▸ **PROBLEM REQUIREMENTS**
Review the material line by line. Identify and copy every line that contains the string "this".

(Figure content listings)
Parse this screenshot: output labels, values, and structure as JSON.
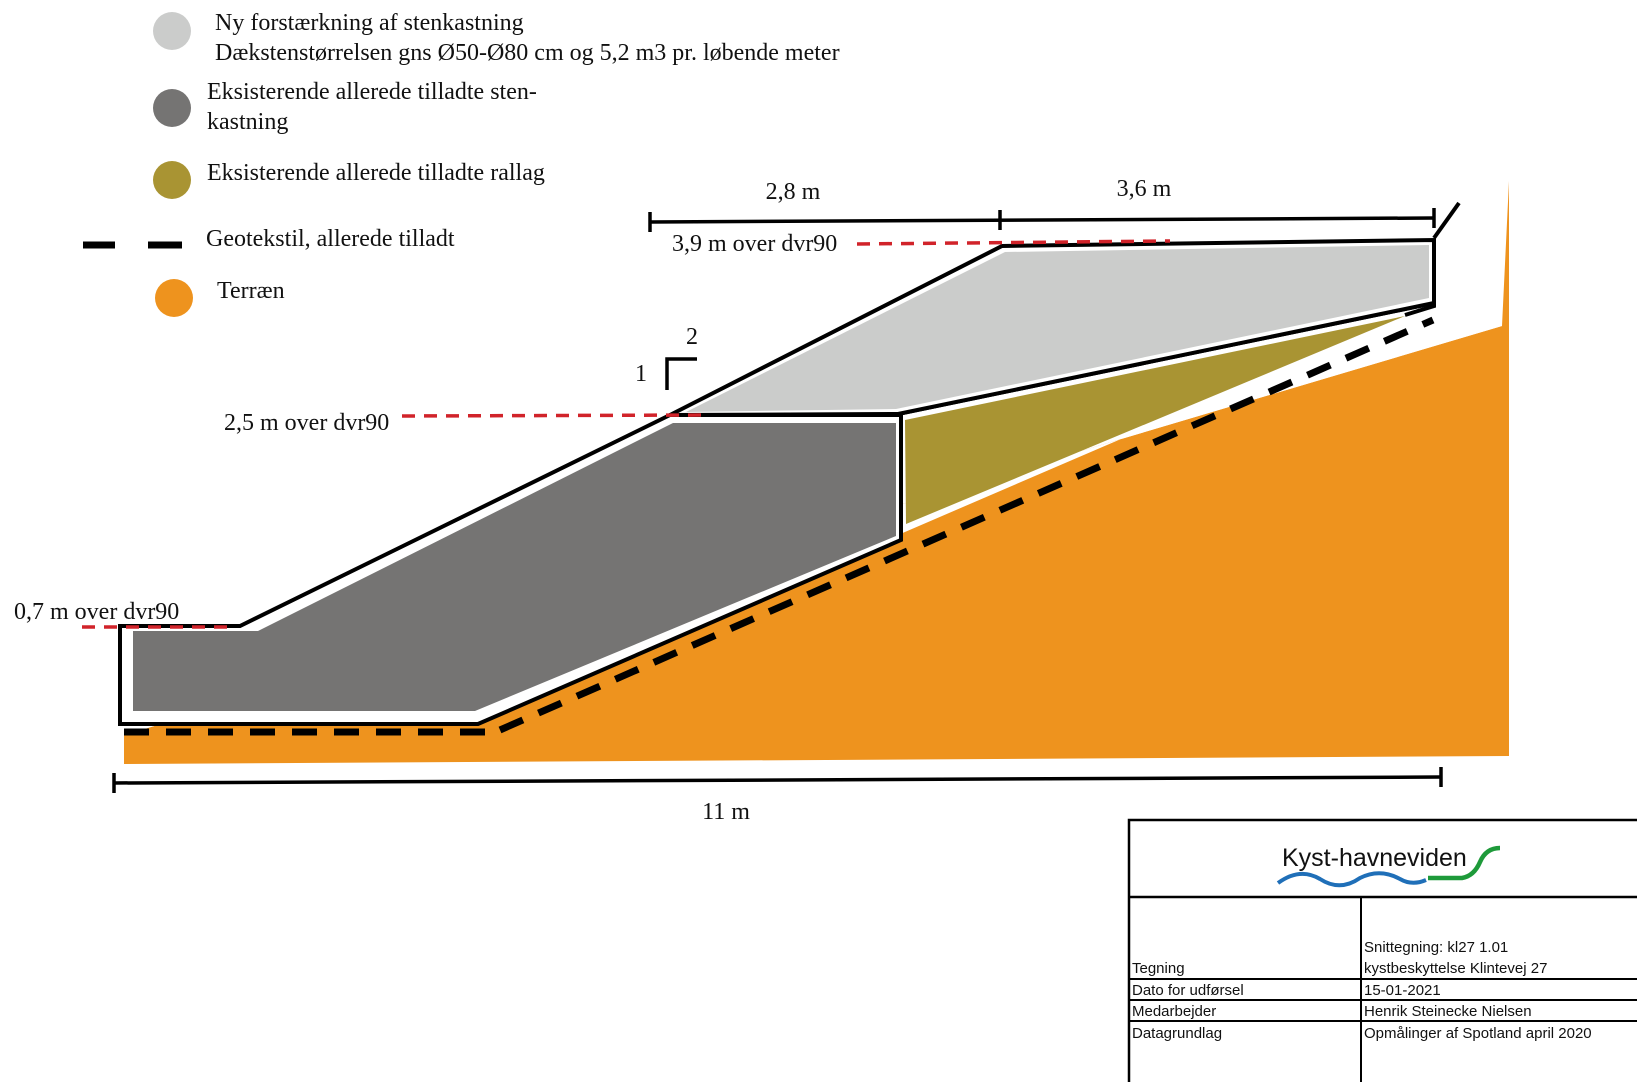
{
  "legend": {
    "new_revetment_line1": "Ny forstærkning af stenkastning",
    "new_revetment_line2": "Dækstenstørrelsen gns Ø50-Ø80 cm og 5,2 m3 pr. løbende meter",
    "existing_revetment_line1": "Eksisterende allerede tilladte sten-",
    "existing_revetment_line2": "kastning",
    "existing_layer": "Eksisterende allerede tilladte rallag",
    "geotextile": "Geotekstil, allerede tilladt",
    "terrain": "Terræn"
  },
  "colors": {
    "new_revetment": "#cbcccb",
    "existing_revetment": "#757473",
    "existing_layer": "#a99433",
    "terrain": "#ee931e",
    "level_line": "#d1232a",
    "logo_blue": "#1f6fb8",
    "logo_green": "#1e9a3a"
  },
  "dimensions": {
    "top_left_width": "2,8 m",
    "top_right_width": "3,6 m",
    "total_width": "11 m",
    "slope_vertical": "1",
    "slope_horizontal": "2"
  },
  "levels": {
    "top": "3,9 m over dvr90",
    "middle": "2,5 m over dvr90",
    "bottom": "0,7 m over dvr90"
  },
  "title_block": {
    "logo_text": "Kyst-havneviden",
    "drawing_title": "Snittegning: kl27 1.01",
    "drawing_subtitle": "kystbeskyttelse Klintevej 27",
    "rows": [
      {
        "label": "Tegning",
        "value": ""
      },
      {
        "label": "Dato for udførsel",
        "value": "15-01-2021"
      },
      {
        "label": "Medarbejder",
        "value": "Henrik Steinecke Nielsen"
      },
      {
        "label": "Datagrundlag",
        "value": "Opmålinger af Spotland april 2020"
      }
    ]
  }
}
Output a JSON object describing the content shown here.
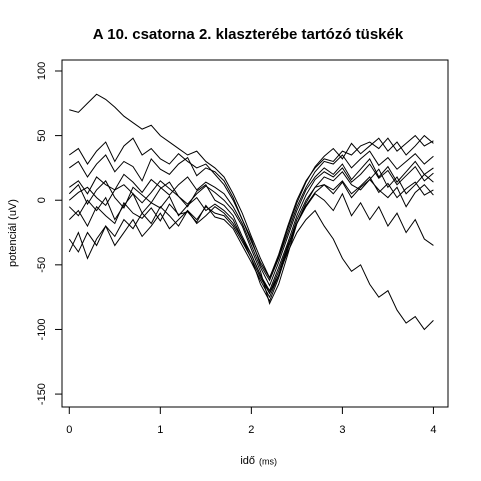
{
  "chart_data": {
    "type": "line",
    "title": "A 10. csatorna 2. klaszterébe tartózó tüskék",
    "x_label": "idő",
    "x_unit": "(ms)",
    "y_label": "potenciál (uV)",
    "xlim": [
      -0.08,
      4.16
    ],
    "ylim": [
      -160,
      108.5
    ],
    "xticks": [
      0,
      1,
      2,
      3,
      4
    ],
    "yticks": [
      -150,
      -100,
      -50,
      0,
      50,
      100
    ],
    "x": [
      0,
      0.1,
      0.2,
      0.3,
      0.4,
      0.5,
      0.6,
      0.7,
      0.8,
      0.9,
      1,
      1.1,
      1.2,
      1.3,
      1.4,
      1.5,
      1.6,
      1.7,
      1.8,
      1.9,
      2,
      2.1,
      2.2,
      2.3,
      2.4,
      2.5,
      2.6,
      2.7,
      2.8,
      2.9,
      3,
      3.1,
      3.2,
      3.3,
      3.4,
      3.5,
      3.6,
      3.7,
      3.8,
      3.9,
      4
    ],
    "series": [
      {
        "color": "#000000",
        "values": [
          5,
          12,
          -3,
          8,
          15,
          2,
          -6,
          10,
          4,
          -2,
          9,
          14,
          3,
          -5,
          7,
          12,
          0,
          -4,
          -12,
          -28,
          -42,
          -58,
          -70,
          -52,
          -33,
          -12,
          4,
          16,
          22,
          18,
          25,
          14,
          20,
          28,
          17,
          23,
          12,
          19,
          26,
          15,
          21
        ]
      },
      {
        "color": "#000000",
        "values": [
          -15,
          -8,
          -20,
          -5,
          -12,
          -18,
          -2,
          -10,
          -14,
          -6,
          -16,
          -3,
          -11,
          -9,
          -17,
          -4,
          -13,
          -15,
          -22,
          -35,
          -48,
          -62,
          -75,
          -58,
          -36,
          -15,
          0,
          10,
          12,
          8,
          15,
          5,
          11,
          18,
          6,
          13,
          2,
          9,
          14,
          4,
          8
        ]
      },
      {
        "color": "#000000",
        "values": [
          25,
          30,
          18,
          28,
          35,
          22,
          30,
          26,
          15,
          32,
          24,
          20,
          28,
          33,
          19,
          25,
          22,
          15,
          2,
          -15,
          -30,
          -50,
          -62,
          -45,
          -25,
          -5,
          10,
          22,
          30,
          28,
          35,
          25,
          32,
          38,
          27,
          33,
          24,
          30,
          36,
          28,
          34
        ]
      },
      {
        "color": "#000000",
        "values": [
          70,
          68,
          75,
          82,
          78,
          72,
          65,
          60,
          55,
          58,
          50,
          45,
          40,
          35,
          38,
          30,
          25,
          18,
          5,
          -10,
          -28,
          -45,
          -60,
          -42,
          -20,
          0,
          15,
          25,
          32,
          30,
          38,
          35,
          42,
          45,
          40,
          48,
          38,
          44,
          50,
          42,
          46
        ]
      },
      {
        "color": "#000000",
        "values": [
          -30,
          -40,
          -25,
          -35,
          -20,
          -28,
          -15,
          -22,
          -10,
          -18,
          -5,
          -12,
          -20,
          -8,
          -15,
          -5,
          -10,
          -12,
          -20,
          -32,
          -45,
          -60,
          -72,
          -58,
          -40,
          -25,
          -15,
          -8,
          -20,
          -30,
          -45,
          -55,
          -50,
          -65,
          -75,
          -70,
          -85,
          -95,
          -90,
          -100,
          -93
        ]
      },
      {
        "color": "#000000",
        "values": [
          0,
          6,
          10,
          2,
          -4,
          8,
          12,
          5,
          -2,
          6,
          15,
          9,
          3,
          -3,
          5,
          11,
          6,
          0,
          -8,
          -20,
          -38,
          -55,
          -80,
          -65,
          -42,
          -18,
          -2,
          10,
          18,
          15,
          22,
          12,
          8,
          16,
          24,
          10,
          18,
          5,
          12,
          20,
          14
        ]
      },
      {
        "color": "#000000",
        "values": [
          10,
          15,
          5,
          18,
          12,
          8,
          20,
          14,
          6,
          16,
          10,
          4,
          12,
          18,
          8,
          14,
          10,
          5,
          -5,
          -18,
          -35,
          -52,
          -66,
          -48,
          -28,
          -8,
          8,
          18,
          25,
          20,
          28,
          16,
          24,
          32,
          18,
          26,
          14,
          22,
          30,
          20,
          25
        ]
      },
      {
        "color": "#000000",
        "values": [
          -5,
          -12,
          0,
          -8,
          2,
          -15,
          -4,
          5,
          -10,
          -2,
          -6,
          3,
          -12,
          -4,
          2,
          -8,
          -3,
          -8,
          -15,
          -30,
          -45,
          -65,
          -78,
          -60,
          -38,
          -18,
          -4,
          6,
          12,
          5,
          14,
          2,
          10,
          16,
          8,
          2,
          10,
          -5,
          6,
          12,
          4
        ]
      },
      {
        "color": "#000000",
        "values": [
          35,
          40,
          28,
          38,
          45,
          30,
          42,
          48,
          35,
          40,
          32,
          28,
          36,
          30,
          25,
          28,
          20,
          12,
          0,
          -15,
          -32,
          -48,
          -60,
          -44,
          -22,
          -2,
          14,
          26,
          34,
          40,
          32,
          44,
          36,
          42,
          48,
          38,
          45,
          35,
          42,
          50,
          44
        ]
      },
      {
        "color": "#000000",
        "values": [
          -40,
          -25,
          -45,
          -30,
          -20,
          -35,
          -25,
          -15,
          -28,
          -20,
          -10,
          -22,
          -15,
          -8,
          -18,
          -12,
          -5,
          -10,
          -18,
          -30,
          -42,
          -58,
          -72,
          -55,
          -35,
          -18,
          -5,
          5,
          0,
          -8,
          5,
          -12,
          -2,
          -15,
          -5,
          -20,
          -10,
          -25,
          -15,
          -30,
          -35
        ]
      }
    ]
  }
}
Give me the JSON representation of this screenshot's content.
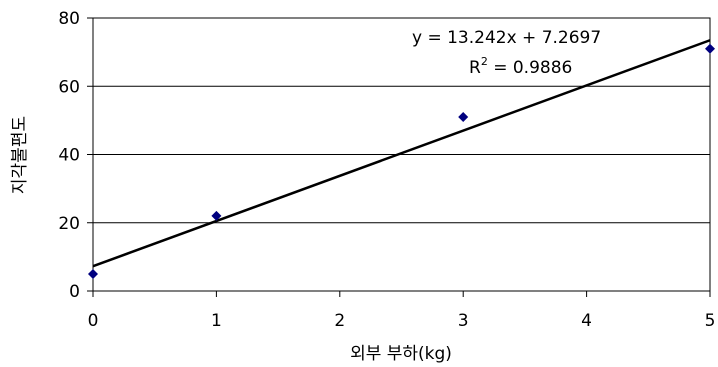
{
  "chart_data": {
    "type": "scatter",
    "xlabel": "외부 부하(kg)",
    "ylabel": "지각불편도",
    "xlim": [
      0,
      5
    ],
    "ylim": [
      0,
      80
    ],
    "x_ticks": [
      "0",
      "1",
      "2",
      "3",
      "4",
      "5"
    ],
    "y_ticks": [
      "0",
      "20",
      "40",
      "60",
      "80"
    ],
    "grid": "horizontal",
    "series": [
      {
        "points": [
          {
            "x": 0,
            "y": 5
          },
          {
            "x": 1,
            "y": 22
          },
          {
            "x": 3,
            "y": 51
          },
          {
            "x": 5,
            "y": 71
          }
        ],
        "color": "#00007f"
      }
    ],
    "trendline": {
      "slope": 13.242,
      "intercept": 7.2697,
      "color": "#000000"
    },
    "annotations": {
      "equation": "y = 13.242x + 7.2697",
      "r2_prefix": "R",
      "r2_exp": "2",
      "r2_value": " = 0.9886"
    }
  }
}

▸ **FINAL RESULT**
Parse this screenshot: output labels, values, and structure as JSON.
Give me the JSON representation of this screenshot's content.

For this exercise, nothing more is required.